:: Task requirements ::
Exactly repeat the material, dropping every picture from the copy.

>> begin Supplied data

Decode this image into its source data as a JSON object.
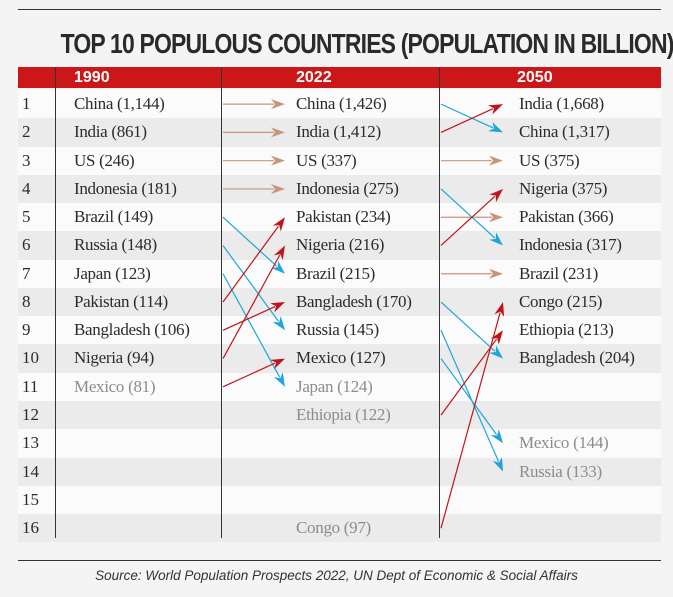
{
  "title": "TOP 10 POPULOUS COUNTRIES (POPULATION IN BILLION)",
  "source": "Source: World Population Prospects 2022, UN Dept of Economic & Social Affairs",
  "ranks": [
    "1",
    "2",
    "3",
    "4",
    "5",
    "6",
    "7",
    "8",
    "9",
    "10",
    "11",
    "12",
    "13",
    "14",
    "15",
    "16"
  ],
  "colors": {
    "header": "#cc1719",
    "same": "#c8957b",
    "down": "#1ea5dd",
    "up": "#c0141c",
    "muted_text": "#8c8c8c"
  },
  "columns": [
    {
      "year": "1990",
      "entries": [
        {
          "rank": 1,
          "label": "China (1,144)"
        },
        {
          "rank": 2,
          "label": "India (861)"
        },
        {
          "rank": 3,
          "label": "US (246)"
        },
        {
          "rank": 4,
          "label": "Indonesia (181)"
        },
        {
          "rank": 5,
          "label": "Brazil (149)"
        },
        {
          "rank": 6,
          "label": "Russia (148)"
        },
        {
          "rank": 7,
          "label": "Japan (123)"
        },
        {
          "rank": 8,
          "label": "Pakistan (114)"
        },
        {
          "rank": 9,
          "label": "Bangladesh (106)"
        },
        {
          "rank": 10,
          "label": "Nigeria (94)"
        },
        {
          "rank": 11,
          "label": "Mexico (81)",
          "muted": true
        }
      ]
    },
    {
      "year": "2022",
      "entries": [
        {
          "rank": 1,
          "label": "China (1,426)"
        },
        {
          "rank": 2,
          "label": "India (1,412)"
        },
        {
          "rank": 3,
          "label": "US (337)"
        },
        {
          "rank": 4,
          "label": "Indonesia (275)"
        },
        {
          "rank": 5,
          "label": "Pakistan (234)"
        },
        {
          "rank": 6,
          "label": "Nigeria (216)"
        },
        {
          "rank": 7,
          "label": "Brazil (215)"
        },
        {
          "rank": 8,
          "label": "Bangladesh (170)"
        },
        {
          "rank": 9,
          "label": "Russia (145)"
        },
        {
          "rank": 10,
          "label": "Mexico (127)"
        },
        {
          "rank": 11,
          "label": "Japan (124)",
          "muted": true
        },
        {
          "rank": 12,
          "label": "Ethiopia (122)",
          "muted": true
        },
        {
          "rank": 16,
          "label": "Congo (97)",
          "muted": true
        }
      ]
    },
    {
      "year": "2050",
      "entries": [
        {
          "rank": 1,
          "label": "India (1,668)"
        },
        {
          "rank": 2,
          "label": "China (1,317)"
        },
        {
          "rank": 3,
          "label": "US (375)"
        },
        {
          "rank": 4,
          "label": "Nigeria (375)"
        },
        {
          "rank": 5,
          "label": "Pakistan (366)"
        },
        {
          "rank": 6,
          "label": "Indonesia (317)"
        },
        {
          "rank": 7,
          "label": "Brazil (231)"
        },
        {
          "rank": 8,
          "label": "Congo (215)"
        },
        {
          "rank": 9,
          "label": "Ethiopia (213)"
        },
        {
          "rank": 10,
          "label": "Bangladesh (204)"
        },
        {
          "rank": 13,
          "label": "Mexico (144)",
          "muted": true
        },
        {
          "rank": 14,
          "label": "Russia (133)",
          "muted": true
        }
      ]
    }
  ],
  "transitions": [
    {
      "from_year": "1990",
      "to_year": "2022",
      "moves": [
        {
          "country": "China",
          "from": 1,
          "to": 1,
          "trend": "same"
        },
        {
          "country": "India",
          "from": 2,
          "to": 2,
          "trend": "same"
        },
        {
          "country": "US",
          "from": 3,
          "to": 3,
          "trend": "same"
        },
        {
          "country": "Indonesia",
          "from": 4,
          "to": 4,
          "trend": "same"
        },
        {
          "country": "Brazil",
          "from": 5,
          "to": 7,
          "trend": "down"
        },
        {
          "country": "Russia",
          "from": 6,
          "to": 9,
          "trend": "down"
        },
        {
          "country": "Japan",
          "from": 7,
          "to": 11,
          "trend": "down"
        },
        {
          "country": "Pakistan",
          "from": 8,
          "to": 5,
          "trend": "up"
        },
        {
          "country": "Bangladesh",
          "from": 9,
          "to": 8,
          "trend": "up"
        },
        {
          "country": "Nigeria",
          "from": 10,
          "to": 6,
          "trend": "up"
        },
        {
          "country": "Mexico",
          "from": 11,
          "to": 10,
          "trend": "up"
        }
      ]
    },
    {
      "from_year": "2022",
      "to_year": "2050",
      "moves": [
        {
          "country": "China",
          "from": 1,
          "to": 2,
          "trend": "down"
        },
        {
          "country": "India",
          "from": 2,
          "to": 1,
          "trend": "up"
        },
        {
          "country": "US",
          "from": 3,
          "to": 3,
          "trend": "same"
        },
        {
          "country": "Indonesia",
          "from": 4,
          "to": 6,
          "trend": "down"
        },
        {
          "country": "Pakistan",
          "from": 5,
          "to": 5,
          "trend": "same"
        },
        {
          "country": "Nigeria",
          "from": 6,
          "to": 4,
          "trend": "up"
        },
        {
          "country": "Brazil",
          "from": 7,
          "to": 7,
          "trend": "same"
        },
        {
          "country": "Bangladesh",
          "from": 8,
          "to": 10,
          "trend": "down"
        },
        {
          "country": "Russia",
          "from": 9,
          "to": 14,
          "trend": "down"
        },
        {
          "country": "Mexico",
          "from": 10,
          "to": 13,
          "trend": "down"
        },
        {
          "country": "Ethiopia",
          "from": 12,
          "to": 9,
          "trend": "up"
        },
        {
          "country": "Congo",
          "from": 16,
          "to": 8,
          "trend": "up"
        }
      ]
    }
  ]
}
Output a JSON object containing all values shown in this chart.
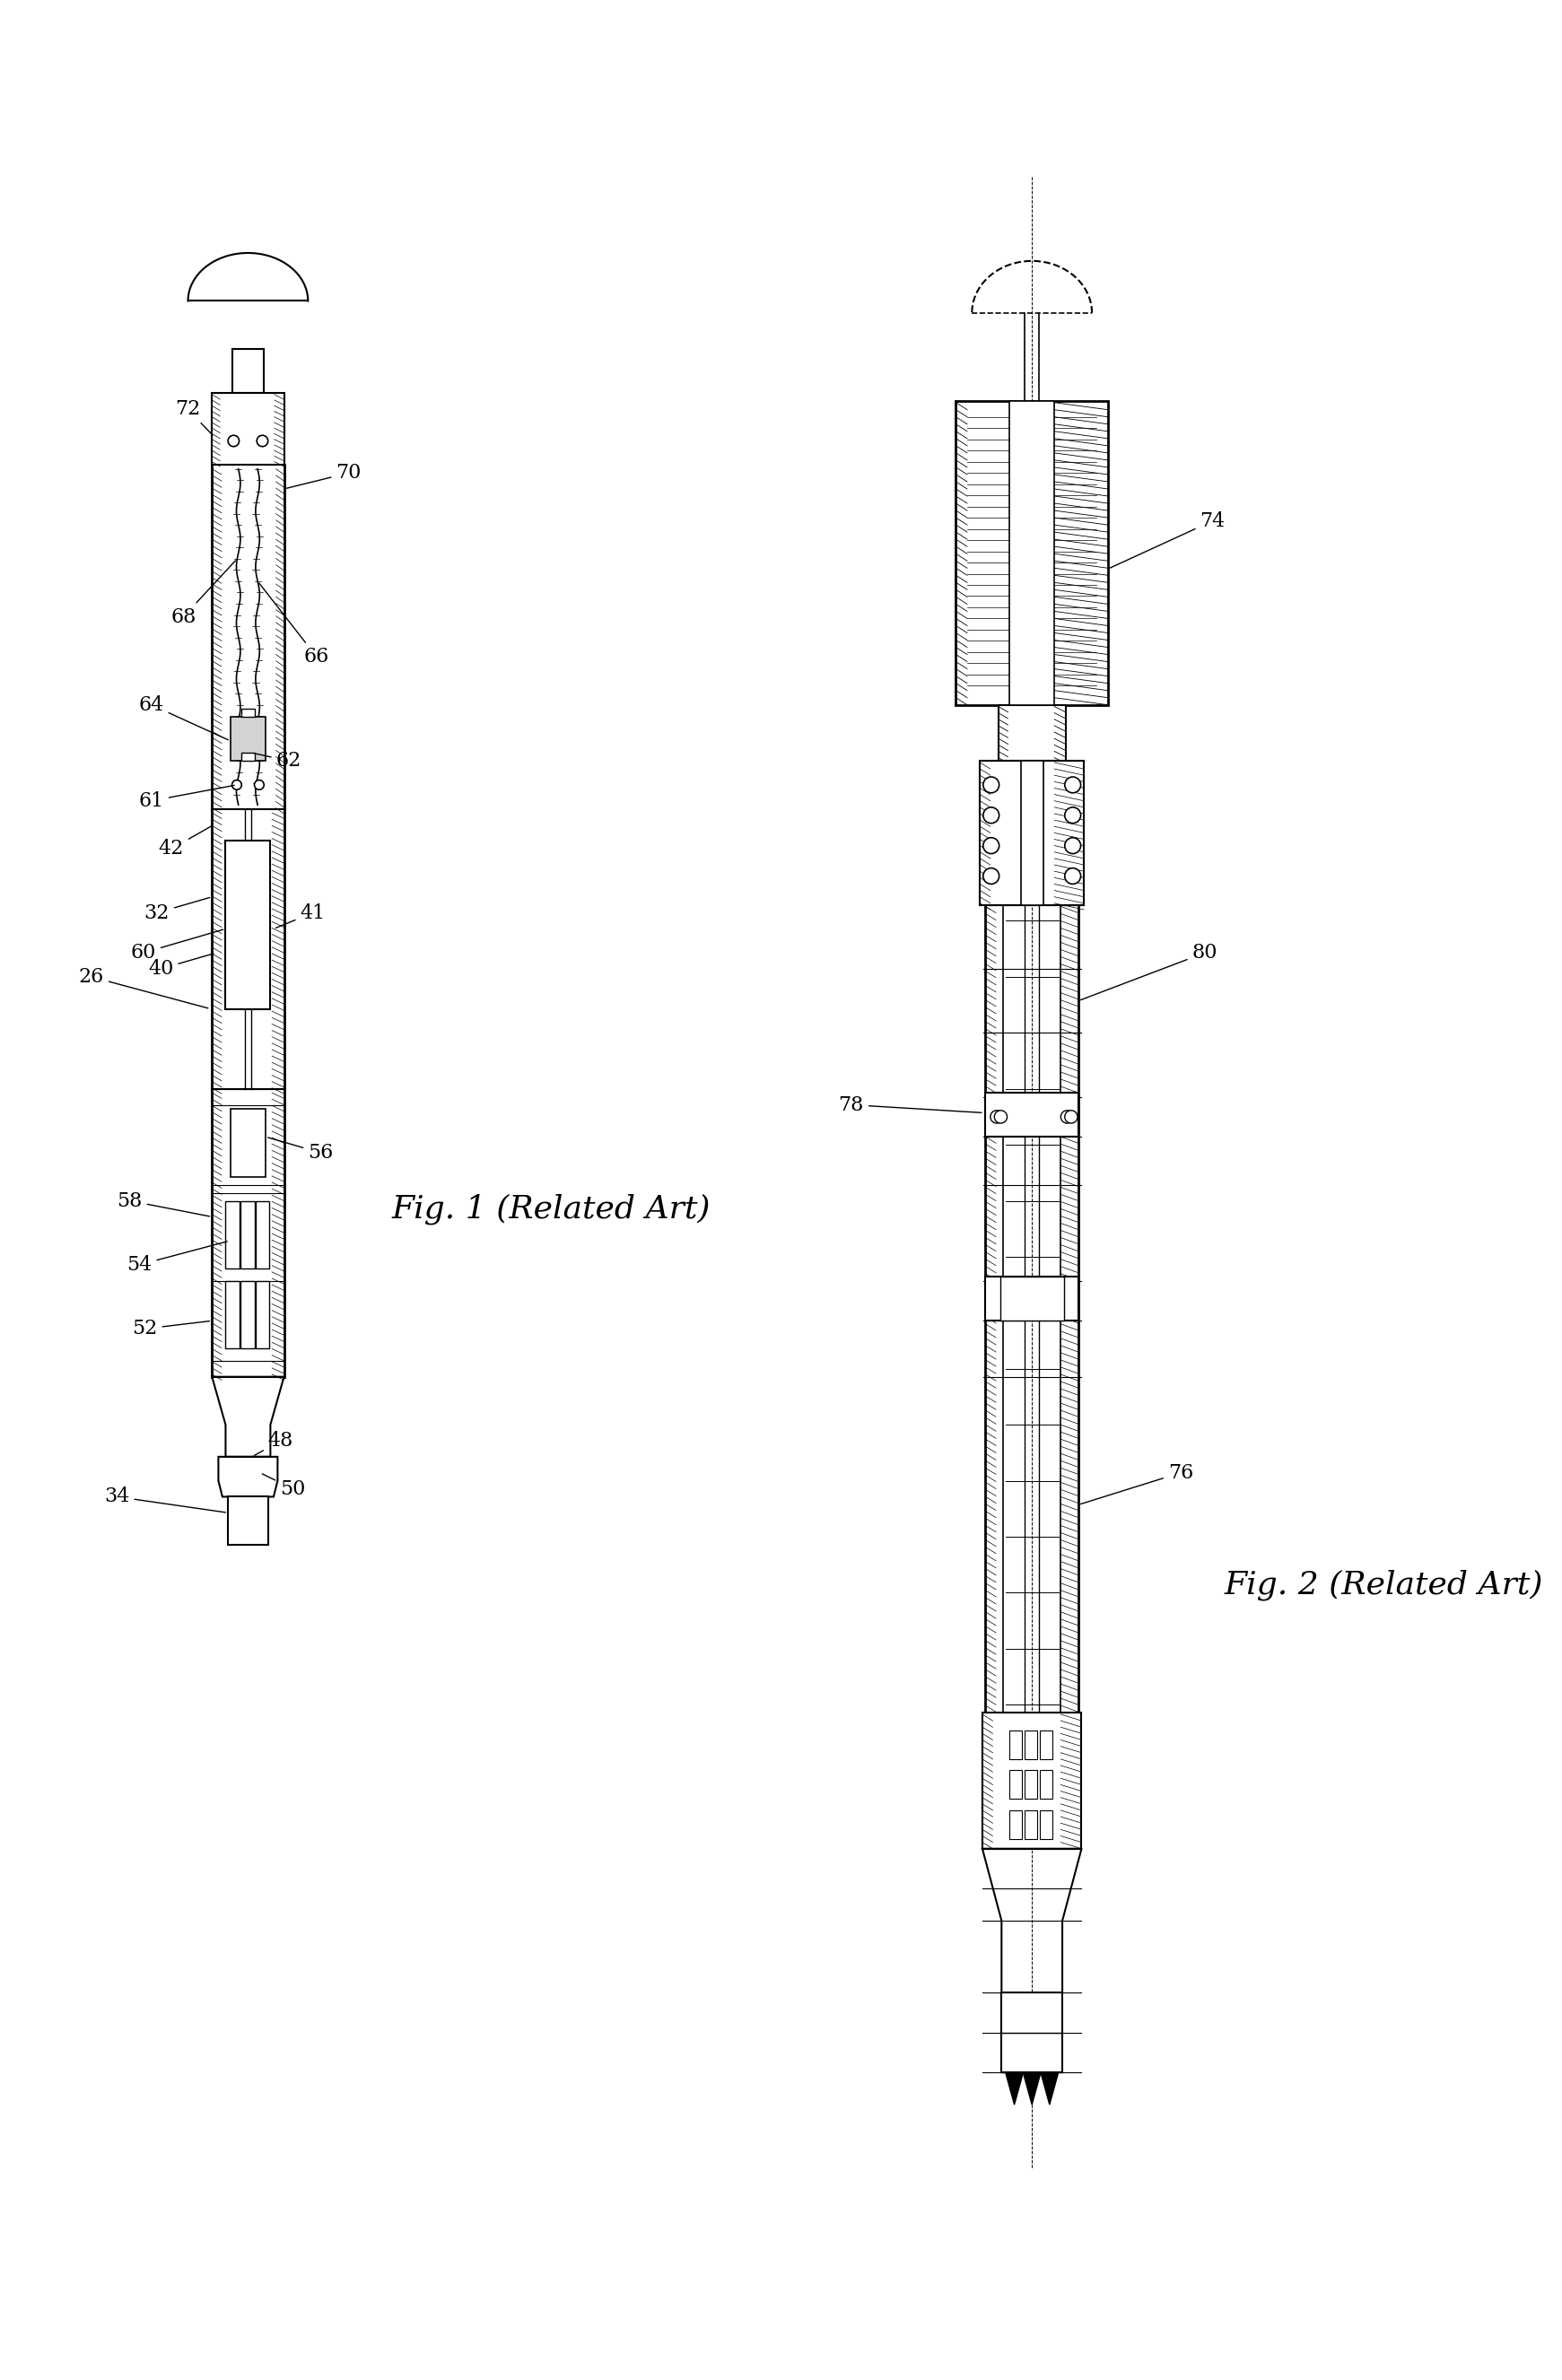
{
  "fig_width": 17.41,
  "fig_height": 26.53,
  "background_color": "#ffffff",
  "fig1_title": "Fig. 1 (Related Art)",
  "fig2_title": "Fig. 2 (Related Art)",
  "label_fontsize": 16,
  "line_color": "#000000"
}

>> end Supplied data

:: Result of the task ::
Decode this image into its source data as a JSON object.
{
  "title": "TOP 10 POPULOUS COUNTRIES (POPULATION IN BILLION)",
  "source": "Source: World Population Prospects 2022, UN Dept of Economic & Social Affairs",
  "ranks": [
    "1",
    "2",
    "3",
    "4",
    "5",
    "6",
    "7",
    "8",
    "9",
    "10",
    "11",
    "12",
    "13",
    "14",
    "15",
    "16"
  ],
  "colors": {
    "header": "#cc1719",
    "same": "#c8957b",
    "down": "#1ea5dd",
    "up": "#c0141c",
    "muted_text": "#8c8c8c"
  },
  "columns": [
    {
      "year": "1990",
      "entries": [
        {
          "rank": 1,
          "label": "China (1,144)"
        },
        {
          "rank": 2,
          "label": "India (861)"
        },
        {
          "rank": 3,
          "label": "US (246)"
        },
        {
          "rank": 4,
          "label": "Indonesia (181)"
        },
        {
          "rank": 5,
          "label": "Brazil (149)"
        },
        {
          "rank": 6,
          "label": "Russia (148)"
        },
        {
          "rank": 7,
          "label": "Japan (123)"
        },
        {
          "rank": 8,
          "label": "Pakistan (114)"
        },
        {
          "rank": 9,
          "label": "Bangladesh (106)"
        },
        {
          "rank": 10,
          "label": "Nigeria (94)"
        },
        {
          "rank": 11,
          "label": "Mexico (81)",
          "muted": true
        }
      ]
    },
    {
      "year": "2022",
      "entries": [
        {
          "rank": 1,
          "label": "China (1,426)"
        },
        {
          "rank": 2,
          "label": "India (1,412)"
        },
        {
          "rank": 3,
          "label": "US (337)"
        },
        {
          "rank": 4,
          "label": "Indonesia (275)"
        },
        {
          "rank": 5,
          "label": "Pakistan (234)"
        },
        {
          "rank": 6,
          "label": "Nigeria (216)"
        },
        {
          "rank": 7,
          "label": "Brazil (215)"
        },
        {
          "rank": 8,
          "label": "Bangladesh (170)"
        },
        {
          "rank": 9,
          "label": "Russia (145)"
        },
        {
          "rank": 10,
          "label": "Mexico (127)"
        },
        {
          "rank": 11,
          "label": "Japan (124)",
          "muted": true
        },
        {
          "rank": 12,
          "label": "Ethiopia (122)",
          "muted": true
        },
        {
          "rank": 16,
          "label": "Congo (97)",
          "muted": true
        }
      ]
    },
    {
      "year": "2050",
      "entries": [
        {
          "rank": 1,
          "label": "India (1,668)"
        },
        {
          "rank": 2,
          "label": "China (1,317)"
        },
        {
          "rank": 3,
          "label": "US (375)"
        },
        {
          "rank": 4,
          "label": "Nigeria (375)"
        },
        {
          "rank": 5,
          "label": "Pakistan (366)"
        },
        {
          "rank": 6,
          "label": "Indonesia (317)"
        },
        {
          "rank": 7,
          "label": "Brazil (231)"
        },
        {
          "rank": 8,
          "label": "Congo (215)"
        },
        {
          "rank": 9,
          "label": "Ethiopia (213)"
        },
        {
          "rank": 10,
          "label": "Bangladesh (204)"
        },
        {
          "rank": 13,
          "label": "Mexico (144)",
          "muted": true
        },
        {
          "rank": 14,
          "label": "Russia (133)",
          "muted": true
        }
      ]
    }
  ],
  "transitions": [
    {
      "from_year": "1990",
      "to_year": "2022",
      "moves": [
        {
          "country": "China",
          "from": 1,
          "to": 1,
          "trend": "same"
        },
        {
          "country": "India",
          "from": 2,
          "to": 2,
          "trend": "same"
        },
        {
          "country": "US",
          "from": 3,
          "to": 3,
          "trend": "same"
        },
        {
          "country": "Indonesia",
          "from": 4,
          "to": 4,
          "trend": "same"
        },
        {
          "country": "Brazil",
          "from": 5,
          "to": 7,
          "trend": "down"
        },
        {
          "country": "Russia",
          "from": 6,
          "to": 9,
          "trend": "down"
        },
        {
          "country": "Japan",
          "from": 7,
          "to": 11,
          "trend": "down"
        },
        {
          "country": "Pakistan",
          "from": 8,
          "to": 5,
          "trend": "up"
        },
        {
          "country": "Bangladesh",
          "from": 9,
          "to": 8,
          "trend": "up"
        },
        {
          "country": "Nigeria",
          "from": 10,
          "to": 6,
          "trend": "up"
        },
        {
          "country": "Mexico",
          "from": 11,
          "to": 10,
          "trend": "up"
        }
      ]
    },
    {
      "from_year": "2022",
      "to_year": "2050",
      "moves": [
        {
          "country": "China",
          "from": 1,
          "to": 2,
          "trend": "down"
        },
        {
          "country": "India",
          "from": 2,
          "to": 1,
          "trend": "up"
        },
        {
          "country": "US",
          "from": 3,
          "to": 3,
          "trend": "same"
        },
        {
          "country": "Indonesia",
          "from": 4,
          "to": 6,
          "trend": "down"
        },
        {
          "country": "Pakistan",
          "from": 5,
          "to": 5,
          "trend": "same"
        },
        {
          "country": "Nigeria",
          "from": 6,
          "to": 4,
          "trend": "up"
        },
        {
          "country": "Brazil",
          "from": 7,
          "to": 7,
          "trend": "same"
        },
        {
          "country": "Bangladesh",
          "from": 8,
          "to": 10,
          "trend": "down"
        },
        {
          "country": "Russia",
          "from": 9,
          "to": 14,
          "trend": "down"
        },
        {
          "country": "Mexico",
          "from": 10,
          "to": 13,
          "trend": "down"
        },
        {
          "country": "Ethiopia",
          "from": 12,
          "to": 9,
          "trend": "up"
        },
        {
          "country": "Congo",
          "from": 16,
          "to": 8,
          "trend": "up"
        }
      ]
    }
  ]
}
Output a JSON object containing all values shown in this chart.
{
  "fig_width": 17.41,
  "fig_height": 26.53,
  "background_color": "#ffffff",
  "fig1_title": "Fig. 1 (Related Art)",
  "fig2_title": "Fig. 2 (Related Art)",
  "label_fontsize": 16,
  "line_color": "#000000"
}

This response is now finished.